[start Data rows]

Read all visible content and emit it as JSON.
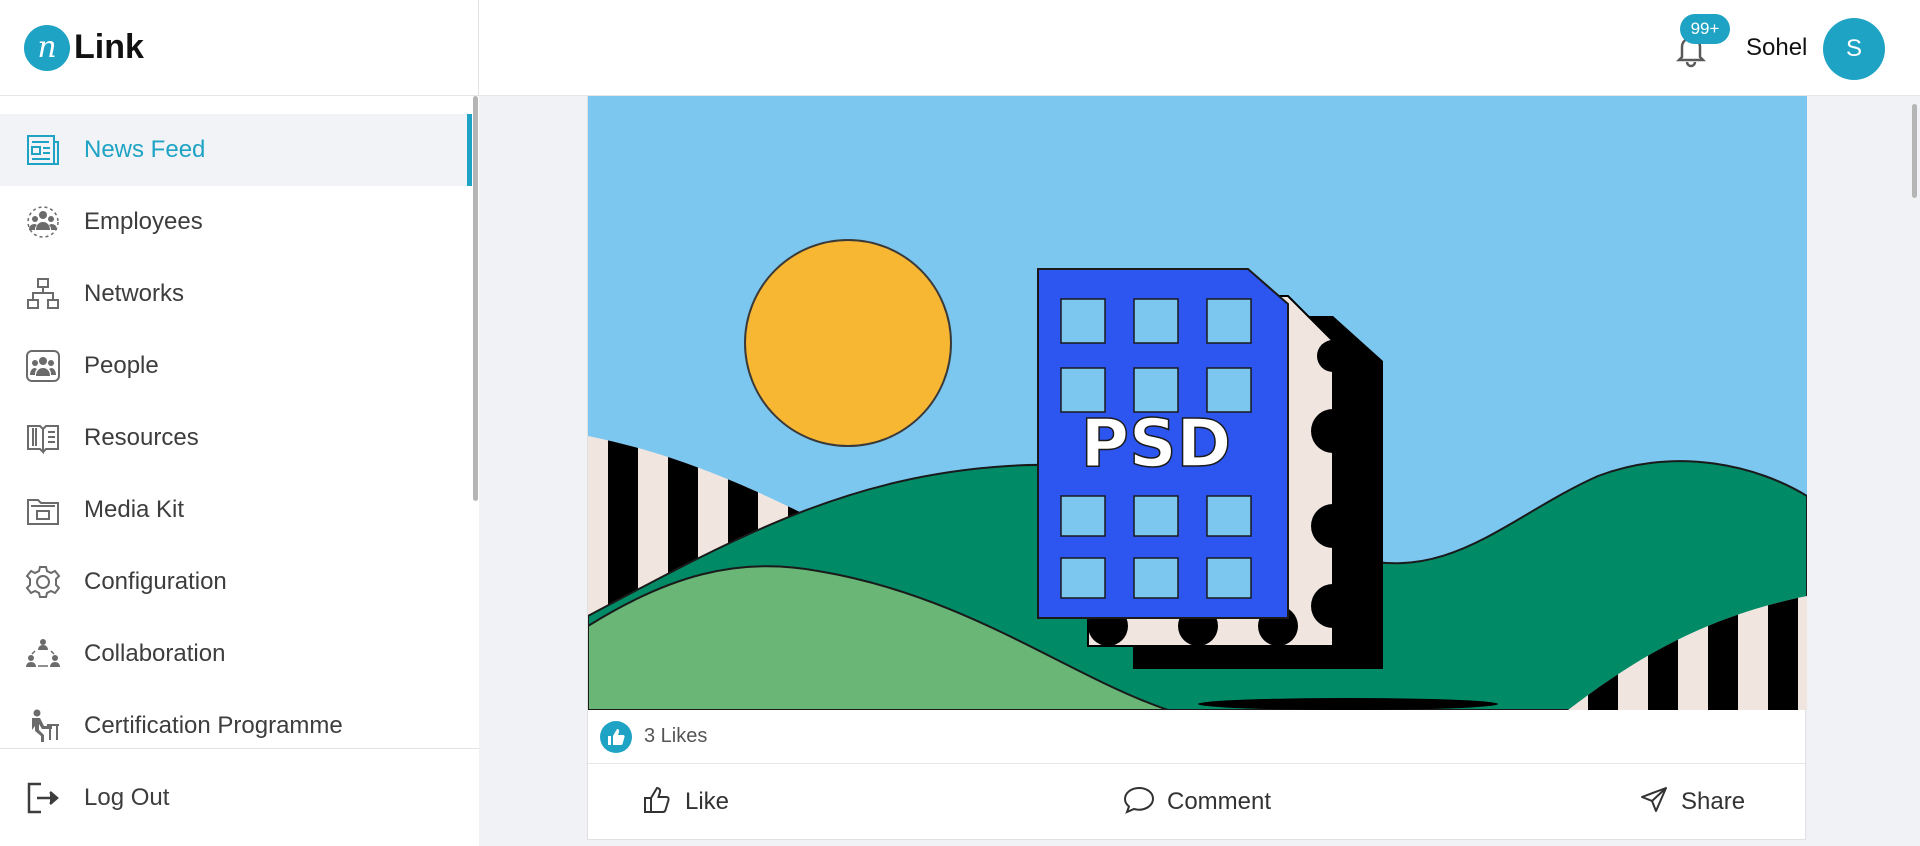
{
  "app": {
    "logo_mark": "n",
    "logo_text": "Link"
  },
  "sidebar": {
    "items": [
      {
        "label": "News Feed",
        "icon": "newspaper-icon",
        "active": true
      },
      {
        "label": "Employees",
        "icon": "employees-icon"
      },
      {
        "label": "Networks",
        "icon": "network-icon"
      },
      {
        "label": "People",
        "icon": "people-icon"
      },
      {
        "label": "Resources",
        "icon": "book-icon"
      },
      {
        "label": "Media Kit",
        "icon": "media-kit-icon"
      },
      {
        "label": "Configuration",
        "icon": "gear-icon"
      },
      {
        "label": "Collaboration",
        "icon": "collaboration-icon"
      },
      {
        "label": "Certification Programme",
        "icon": "certification-icon"
      }
    ],
    "logout_label": "Log Out"
  },
  "header": {
    "notification_count": "99+",
    "user_name": "Sohel",
    "avatar_initial": "S"
  },
  "post": {
    "image_text": "PSD",
    "likes_text": "3 Likes",
    "actions": {
      "like": "Like",
      "comment": "Comment",
      "share": "Share"
    }
  },
  "colors": {
    "accent": "#1fa3c4",
    "sky": "#7cc7f0",
    "sun": "#f7b733",
    "file_blue": "#2d55f0",
    "hill_dark": "#008a66",
    "hill_light": "#6ab676"
  }
}
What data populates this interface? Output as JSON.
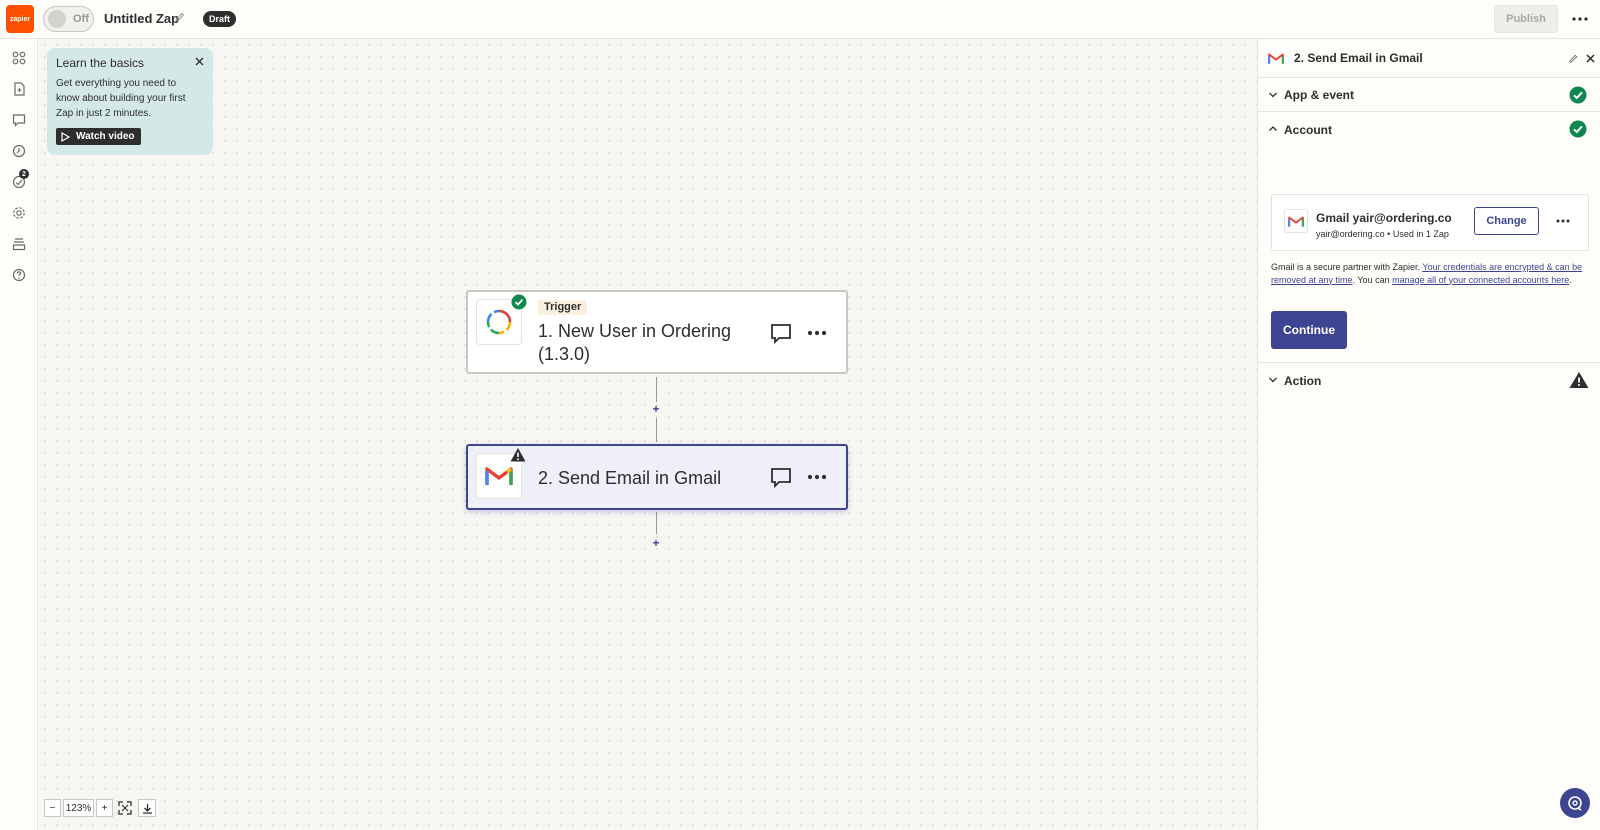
{
  "header": {
    "logo_text": "zapier",
    "toggle_label": "Off",
    "zap_title": "Untitled Zap",
    "status_badge": "Draft",
    "publish_label": "Publish"
  },
  "learn_card": {
    "title": "Learn the basics",
    "body": "Get everything you need to know about building your first Zap in just 2 minutes.",
    "watch_label": "Watch video"
  },
  "rail": {
    "badge_count": "2",
    "icons": [
      "apps-icon",
      "file-icon",
      "comment-icon",
      "history-icon",
      "runs-icon",
      "settings-icon",
      "versions-icon",
      "help-icon"
    ]
  },
  "steps": [
    {
      "tag": "Trigger",
      "title": "1. New User in Ordering (1.3.0)",
      "status": "ok"
    },
    {
      "title": "2. Send Email in Gmail",
      "status": "warning"
    }
  ],
  "canvas_controls": {
    "zoom_out": "−",
    "zoom_level": "123%",
    "zoom_in": "+",
    "add_step": "+"
  },
  "panel": {
    "title": "2. Send Email in Gmail",
    "sections": {
      "app_event": "App & event",
      "account": "Account",
      "action": "Action"
    },
    "account_card": {
      "name": "Gmail yair@ordering.co",
      "sub": "yair@ordering.co • Used in 1 Zap",
      "change_label": "Change"
    },
    "secure_text_1": "Gmail is a secure partner with Zapier. ",
    "secure_link_1": "Your credentials are encrypted & can be removed at any time",
    "secure_text_2": ". You can ",
    "secure_link_2": "manage all of your connected accounts here",
    "secure_text_3": ".",
    "continue_label": "Continue"
  },
  "colors": {
    "brand_orange": "#ff4f00",
    "accent_blue": "#3d4592",
    "success_green": "#0f884e",
    "learn_bg": "#d4e9e5"
  }
}
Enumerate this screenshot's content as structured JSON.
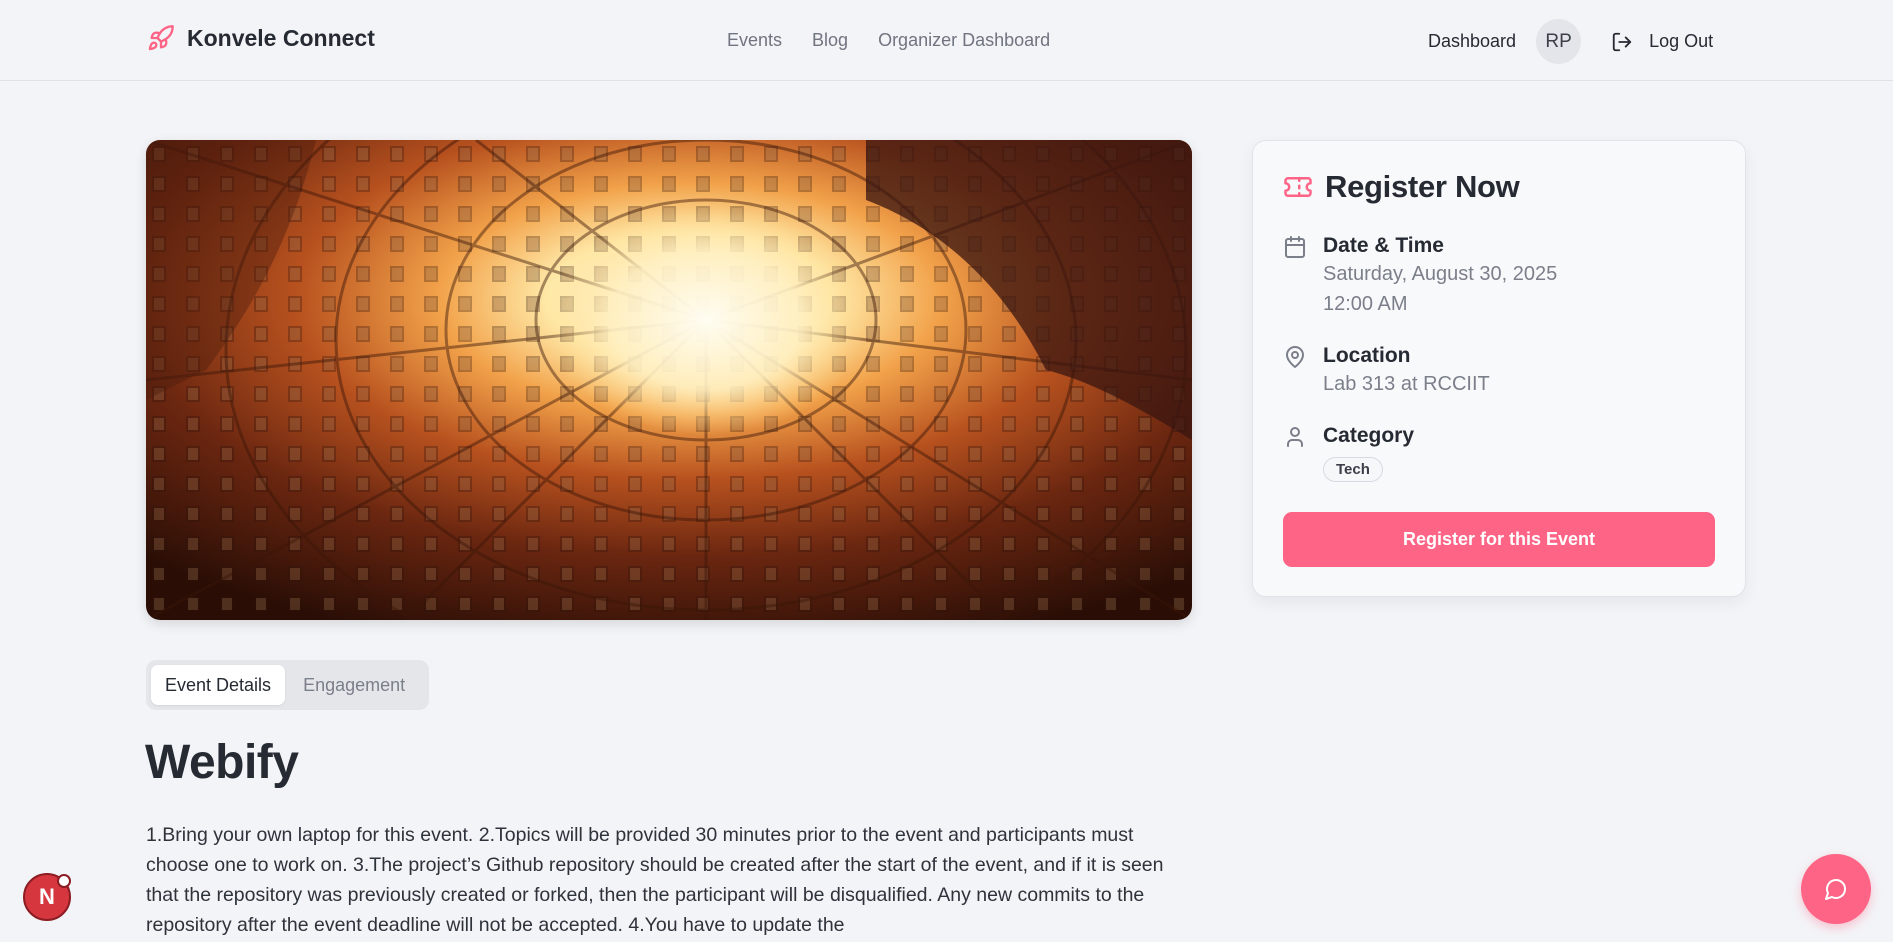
{
  "header": {
    "brand": "Konvele Connect",
    "brand_icon": "rocket-icon",
    "nav": [
      "Events",
      "Blog",
      "Organizer Dashboard"
    ],
    "dashboard": "Dashboard",
    "avatar_initials": "RP",
    "logout": "Log Out"
  },
  "tabs": [
    "Event Details",
    "Engagement"
  ],
  "event": {
    "title": "Webify",
    "description": "1.Bring your own laptop for this event. 2.Topics will be provided 30 minutes prior to the event and participants must choose one to work on. 3.The project’s Github repository should be created after the start of the event, and if it is seen that the repository was previously created or forked, then the participant will be disqualified. Any new commits to the repository after the event deadline will not be accepted. 4.You have to update the"
  },
  "register_card": {
    "title": "Register Now",
    "date_label": "Date & Time",
    "date": "Saturday, August 30, 2025",
    "time": "12:00 AM",
    "location_label": "Location",
    "location": "Lab 313 at RCCIIT",
    "category_label": "Category",
    "category": "Tech",
    "button": "Register for this Event"
  },
  "floating": {
    "dev_badge": "N",
    "chat_icon": "chat-bubble-icon"
  },
  "colors": {
    "accent": "#fe6486",
    "background": "#f3f4f7",
    "text": "#262a33",
    "muted": "#7a7f8a"
  }
}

[end Data rows]

Work required: In the data above, count the lines where the word "Gmail" appears; reply with the number only.

Written solution: 4